■ **EXERCISE BRIEF**
Copy out all lines in the data below containing the string "patentová".

(Recorded data)
>>>

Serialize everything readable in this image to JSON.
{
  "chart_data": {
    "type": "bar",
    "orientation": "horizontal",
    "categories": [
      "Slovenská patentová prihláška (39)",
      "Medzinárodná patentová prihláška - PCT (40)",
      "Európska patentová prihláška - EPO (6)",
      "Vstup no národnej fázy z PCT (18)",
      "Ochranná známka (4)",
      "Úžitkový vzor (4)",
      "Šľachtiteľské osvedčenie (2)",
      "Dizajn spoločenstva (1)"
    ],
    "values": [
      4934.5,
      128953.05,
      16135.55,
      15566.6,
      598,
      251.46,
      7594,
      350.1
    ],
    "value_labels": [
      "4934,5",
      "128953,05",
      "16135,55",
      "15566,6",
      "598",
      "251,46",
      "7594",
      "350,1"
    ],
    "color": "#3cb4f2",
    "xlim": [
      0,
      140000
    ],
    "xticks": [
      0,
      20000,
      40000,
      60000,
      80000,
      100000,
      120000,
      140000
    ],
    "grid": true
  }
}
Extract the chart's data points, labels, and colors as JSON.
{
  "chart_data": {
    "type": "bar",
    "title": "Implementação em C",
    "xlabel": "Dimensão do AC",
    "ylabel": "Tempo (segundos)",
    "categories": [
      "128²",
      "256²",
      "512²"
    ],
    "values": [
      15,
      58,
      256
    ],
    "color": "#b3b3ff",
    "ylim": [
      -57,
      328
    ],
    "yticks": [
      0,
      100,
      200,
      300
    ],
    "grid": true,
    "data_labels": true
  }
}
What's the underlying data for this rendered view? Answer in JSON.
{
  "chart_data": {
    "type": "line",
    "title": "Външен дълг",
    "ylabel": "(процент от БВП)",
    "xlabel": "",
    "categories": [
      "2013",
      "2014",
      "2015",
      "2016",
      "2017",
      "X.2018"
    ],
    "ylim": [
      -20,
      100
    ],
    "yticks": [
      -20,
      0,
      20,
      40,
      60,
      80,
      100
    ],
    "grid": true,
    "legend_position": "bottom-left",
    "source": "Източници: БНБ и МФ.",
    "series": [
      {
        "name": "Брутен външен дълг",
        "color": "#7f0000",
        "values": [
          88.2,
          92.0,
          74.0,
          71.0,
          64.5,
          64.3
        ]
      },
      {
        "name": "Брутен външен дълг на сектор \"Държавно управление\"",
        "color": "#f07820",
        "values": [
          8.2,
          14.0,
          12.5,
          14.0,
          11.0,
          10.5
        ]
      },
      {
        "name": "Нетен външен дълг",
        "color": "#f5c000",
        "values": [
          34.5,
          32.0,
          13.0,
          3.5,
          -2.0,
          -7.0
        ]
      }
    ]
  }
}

<<<

■ **WORKED SOLUTION**
      "Slovenská patentová prihláška (39)",
      "Medzinárodná patentová prihláška - PCT (40)",
      "Európska patentová prihláška - EPO (6)",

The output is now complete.